→ DATA ROWS
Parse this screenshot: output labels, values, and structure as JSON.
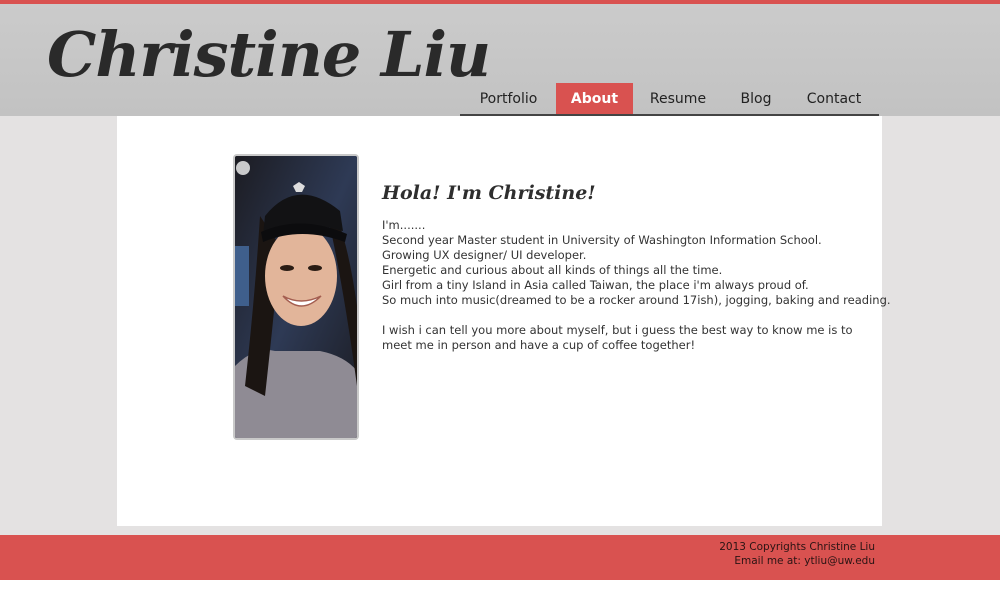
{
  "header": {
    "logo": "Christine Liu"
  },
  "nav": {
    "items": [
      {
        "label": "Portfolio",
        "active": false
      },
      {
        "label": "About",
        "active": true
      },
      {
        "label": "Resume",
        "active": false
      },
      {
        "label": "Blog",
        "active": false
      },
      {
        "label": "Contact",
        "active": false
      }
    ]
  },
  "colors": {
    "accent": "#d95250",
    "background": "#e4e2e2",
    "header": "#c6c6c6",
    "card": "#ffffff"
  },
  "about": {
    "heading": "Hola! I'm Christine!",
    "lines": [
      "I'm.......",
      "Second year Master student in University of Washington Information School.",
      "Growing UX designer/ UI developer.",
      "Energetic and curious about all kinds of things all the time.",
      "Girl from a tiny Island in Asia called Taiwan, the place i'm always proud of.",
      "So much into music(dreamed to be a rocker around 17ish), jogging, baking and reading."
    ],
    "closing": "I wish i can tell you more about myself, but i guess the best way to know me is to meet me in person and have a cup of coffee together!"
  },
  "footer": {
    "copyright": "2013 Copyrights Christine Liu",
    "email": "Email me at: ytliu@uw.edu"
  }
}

→ INSTRUCTION
Write out each line of the data exactly; the images should be left out.

→ WRITTEN ANSWER
Parse this screenshot: output labels, values, and structure as JSON.
{
  "header": {
    "logo": "Christine Liu"
  },
  "nav": {
    "items": [
      {
        "label": "Portfolio",
        "active": false
      },
      {
        "label": "About",
        "active": true
      },
      {
        "label": "Resume",
        "active": false
      },
      {
        "label": "Blog",
        "active": false
      },
      {
        "label": "Contact",
        "active": false
      }
    ]
  },
  "colors": {
    "accent": "#d95250",
    "background": "#e4e2e2",
    "header": "#c6c6c6",
    "card": "#ffffff"
  },
  "about": {
    "heading": "Hola! I'm Christine!",
    "lines": [
      "I'm.......",
      "Second year Master student in University of Washington Information School.",
      "Growing UX designer/ UI developer.",
      "Energetic and curious about all kinds of things all the time.",
      "Girl from a tiny Island in Asia called Taiwan, the place i'm always proud of.",
      "So much into music(dreamed to be a rocker around 17ish), jogging, baking and reading."
    ],
    "closing": "I wish i can tell you more about myself, but i guess the best way to know me is to meet me in person and have a cup of coffee together!"
  },
  "footer": {
    "copyright": "2013 Copyrights Christine Liu",
    "email": "Email me at: ytliu@uw.edu"
  }
}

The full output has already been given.